__Task data__.
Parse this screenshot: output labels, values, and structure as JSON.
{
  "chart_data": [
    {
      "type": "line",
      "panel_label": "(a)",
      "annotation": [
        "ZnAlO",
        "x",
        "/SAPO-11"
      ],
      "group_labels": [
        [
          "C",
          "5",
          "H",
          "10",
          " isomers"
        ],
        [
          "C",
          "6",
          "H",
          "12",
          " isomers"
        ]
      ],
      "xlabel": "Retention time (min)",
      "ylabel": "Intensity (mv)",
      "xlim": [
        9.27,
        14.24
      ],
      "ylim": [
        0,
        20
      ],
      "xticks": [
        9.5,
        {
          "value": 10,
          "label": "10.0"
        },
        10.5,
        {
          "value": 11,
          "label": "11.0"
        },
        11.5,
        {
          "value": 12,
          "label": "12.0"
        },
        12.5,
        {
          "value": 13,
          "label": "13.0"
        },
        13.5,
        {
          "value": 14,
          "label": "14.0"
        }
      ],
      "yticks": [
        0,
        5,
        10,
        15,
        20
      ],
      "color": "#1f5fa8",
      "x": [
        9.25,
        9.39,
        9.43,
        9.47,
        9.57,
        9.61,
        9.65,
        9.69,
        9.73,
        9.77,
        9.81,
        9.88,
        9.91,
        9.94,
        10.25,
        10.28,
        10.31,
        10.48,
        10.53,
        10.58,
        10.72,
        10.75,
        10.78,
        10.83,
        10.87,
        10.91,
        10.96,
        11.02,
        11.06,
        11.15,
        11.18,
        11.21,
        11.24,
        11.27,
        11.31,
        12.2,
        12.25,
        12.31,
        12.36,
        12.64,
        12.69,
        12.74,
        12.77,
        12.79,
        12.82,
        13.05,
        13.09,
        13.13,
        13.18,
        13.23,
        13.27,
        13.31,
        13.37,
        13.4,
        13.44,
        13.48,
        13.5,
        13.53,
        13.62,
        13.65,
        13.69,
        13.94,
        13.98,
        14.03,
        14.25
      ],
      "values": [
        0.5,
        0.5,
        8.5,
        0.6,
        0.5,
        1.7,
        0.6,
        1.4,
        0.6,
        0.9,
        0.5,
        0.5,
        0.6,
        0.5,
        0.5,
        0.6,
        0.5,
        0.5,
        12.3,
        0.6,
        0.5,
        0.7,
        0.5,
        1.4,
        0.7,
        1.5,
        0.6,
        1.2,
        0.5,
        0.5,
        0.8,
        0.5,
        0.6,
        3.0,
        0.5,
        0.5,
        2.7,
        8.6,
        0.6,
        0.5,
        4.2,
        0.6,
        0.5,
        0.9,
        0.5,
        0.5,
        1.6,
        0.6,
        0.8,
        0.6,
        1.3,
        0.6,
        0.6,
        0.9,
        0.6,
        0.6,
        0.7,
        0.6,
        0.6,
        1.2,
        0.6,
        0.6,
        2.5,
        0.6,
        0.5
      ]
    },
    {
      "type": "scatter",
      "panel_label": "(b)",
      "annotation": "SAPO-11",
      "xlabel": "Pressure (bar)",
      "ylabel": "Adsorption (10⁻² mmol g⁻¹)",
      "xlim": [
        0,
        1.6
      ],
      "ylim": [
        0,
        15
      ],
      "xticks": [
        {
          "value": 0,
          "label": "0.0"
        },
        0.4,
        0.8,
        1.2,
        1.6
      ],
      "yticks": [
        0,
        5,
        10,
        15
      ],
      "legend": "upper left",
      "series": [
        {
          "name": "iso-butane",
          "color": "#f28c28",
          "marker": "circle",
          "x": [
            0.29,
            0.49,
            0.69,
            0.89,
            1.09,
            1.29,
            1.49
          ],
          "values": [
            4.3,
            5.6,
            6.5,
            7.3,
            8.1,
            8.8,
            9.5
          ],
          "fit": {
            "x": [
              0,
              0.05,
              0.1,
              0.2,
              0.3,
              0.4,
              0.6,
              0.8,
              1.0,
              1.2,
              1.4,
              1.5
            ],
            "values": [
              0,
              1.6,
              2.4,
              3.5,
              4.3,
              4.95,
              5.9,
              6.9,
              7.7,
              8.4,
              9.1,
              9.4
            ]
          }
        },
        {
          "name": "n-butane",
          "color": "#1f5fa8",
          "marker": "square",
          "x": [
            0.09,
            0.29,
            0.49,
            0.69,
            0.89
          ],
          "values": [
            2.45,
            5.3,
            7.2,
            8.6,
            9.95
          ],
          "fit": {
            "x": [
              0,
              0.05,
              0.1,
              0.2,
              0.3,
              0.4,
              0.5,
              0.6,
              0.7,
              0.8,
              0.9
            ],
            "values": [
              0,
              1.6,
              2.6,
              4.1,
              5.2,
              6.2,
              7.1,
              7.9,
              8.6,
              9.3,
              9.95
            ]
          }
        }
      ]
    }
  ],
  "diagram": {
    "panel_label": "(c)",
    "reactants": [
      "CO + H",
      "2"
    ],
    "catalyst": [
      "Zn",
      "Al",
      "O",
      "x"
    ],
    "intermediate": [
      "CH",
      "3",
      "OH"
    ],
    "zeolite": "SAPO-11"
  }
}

__Exercise requirements__. Extract the full listing above without alteration.

__Task result__.
Parse this screenshot: output labels, values, and structure as JSON.
{
  "chart_data": [
    {
      "type": "line",
      "panel_label": "(a)",
      "annotation": [
        "ZnAlO",
        "x",
        "/SAPO-11"
      ],
      "group_labels": [
        [
          "C",
          "5",
          "H",
          "10",
          " isomers"
        ],
        [
          "C",
          "6",
          "H",
          "12",
          " isomers"
        ]
      ],
      "xlabel": "Retention time (min)",
      "ylabel": "Intensity (mv)",
      "xlim": [
        9.27,
        14.24
      ],
      "ylim": [
        0,
        20
      ],
      "xticks": [
        9.5,
        {
          "value": 10,
          "label": "10.0"
        },
        10.5,
        {
          "value": 11,
          "label": "11.0"
        },
        11.5,
        {
          "value": 12,
          "label": "12.0"
        },
        12.5,
        {
          "value": 13,
          "label": "13.0"
        },
        13.5,
        {
          "value": 14,
          "label": "14.0"
        }
      ],
      "yticks": [
        0,
        5,
        10,
        15,
        20
      ],
      "color": "#1f5fa8",
      "x": [
        9.25,
        9.39,
        9.43,
        9.47,
        9.57,
        9.61,
        9.65,
        9.69,
        9.73,
        9.77,
        9.81,
        9.88,
        9.91,
        9.94,
        10.25,
        10.28,
        10.31,
        10.48,
        10.53,
        10.58,
        10.72,
        10.75,
        10.78,
        10.83,
        10.87,
        10.91,
        10.96,
        11.02,
        11.06,
        11.15,
        11.18,
        11.21,
        11.24,
        11.27,
        11.31,
        12.2,
        12.25,
        12.31,
        12.36,
        12.64,
        12.69,
        12.74,
        12.77,
        12.79,
        12.82,
        13.05,
        13.09,
        13.13,
        13.18,
        13.23,
        13.27,
        13.31,
        13.37,
        13.4,
        13.44,
        13.48,
        13.5,
        13.53,
        13.62,
        13.65,
        13.69,
        13.94,
        13.98,
        14.03,
        14.25
      ],
      "values": [
        0.5,
        0.5,
        8.5,
        0.6,
        0.5,
        1.7,
        0.6,
        1.4,
        0.6,
        0.9,
        0.5,
        0.5,
        0.6,
        0.5,
        0.5,
        0.6,
        0.5,
        0.5,
        12.3,
        0.6,
        0.5,
        0.7,
        0.5,
        1.4,
        0.7,
        1.5,
        0.6,
        1.2,
        0.5,
        0.5,
        0.8,
        0.5,
        0.6,
        3.0,
        0.5,
        0.5,
        2.7,
        8.6,
        0.6,
        0.5,
        4.2,
        0.6,
        0.5,
        0.9,
        0.5,
        0.5,
        1.6,
        0.6,
        0.8,
        0.6,
        1.3,
        0.6,
        0.6,
        0.9,
        0.6,
        0.6,
        0.7,
        0.6,
        0.6,
        1.2,
        0.6,
        0.6,
        2.5,
        0.6,
        0.5
      ]
    },
    {
      "type": "scatter",
      "panel_label": "(b)",
      "annotation": "SAPO-11",
      "xlabel": "Pressure (bar)",
      "ylabel": "Adsorption (10⁻² mmol g⁻¹)",
      "xlim": [
        0,
        1.6
      ],
      "ylim": [
        0,
        15
      ],
      "xticks": [
        {
          "value": 0,
          "label": "0.0"
        },
        0.4,
        0.8,
        1.2,
        1.6
      ],
      "yticks": [
        0,
        5,
        10,
        15
      ],
      "legend": "upper left",
      "series": [
        {
          "name": "iso-butane",
          "color": "#f28c28",
          "marker": "circle",
          "x": [
            0.29,
            0.49,
            0.69,
            0.89,
            1.09,
            1.29,
            1.49
          ],
          "values": [
            4.3,
            5.6,
            6.5,
            7.3,
            8.1,
            8.8,
            9.5
          ],
          "fit": {
            "x": [
              0,
              0.05,
              0.1,
              0.2,
              0.3,
              0.4,
              0.6,
              0.8,
              1.0,
              1.2,
              1.4,
              1.5
            ],
            "values": [
              0,
              1.6,
              2.4,
              3.5,
              4.3,
              4.95,
              5.9,
              6.9,
              7.7,
              8.4,
              9.1,
              9.4
            ]
          }
        },
        {
          "name": "n-butane",
          "color": "#1f5fa8",
          "marker": "square",
          "x": [
            0.09,
            0.29,
            0.49,
            0.69,
            0.89
          ],
          "values": [
            2.45,
            5.3,
            7.2,
            8.6,
            9.95
          ],
          "fit": {
            "x": [
              0,
              0.05,
              0.1,
              0.2,
              0.3,
              0.4,
              0.5,
              0.6,
              0.7,
              0.8,
              0.9
            ],
            "values": [
              0,
              1.6,
              2.6,
              4.1,
              5.2,
              6.2,
              7.1,
              7.9,
              8.6,
              9.3,
              9.95
            ]
          }
        }
      ]
    }
  ],
  "diagram": {
    "panel_label": "(c)",
    "reactants": [
      "CO + H",
      "2"
    ],
    "catalyst": [
      "Zn",
      "Al",
      "O",
      "x"
    ],
    "intermediate": [
      "CH",
      "3",
      "OH"
    ],
    "zeolite": "SAPO-11"
  }
}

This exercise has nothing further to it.